* Objective
In the lines below, find how many contain the word "JSON" and report that figure alone.
********************
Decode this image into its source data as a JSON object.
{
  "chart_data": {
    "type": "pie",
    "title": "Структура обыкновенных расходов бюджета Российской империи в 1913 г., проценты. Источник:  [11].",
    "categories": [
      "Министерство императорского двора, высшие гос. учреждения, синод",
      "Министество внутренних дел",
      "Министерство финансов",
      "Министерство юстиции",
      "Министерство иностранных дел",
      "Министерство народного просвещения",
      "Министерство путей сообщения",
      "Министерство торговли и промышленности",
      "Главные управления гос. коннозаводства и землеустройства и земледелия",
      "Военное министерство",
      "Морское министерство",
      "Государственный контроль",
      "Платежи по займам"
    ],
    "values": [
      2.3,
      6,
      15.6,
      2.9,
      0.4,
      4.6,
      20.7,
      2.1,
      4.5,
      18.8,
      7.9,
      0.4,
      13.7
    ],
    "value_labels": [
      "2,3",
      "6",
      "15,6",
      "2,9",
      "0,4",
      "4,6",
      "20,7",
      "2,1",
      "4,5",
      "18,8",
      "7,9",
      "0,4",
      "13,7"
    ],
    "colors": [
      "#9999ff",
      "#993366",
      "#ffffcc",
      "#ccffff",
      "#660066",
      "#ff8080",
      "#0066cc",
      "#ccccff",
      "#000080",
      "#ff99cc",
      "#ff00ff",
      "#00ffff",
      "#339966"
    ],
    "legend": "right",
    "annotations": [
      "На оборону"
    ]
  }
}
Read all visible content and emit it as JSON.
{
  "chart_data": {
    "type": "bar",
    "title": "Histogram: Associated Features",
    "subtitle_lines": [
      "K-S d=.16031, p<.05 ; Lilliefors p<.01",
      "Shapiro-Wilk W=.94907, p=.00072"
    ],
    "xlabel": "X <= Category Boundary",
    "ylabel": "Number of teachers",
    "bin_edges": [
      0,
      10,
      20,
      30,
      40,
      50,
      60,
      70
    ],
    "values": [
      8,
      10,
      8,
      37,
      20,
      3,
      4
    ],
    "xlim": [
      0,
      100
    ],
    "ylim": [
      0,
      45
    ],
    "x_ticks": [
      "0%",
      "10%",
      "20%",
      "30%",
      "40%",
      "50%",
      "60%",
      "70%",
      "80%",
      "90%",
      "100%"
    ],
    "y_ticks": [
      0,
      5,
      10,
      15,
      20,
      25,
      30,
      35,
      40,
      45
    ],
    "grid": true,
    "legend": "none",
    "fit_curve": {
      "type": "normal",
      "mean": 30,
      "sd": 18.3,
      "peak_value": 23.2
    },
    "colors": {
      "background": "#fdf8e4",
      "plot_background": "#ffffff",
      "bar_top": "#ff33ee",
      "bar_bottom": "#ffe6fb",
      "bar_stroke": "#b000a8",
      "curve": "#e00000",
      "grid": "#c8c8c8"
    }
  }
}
********************
* Solved exercise
2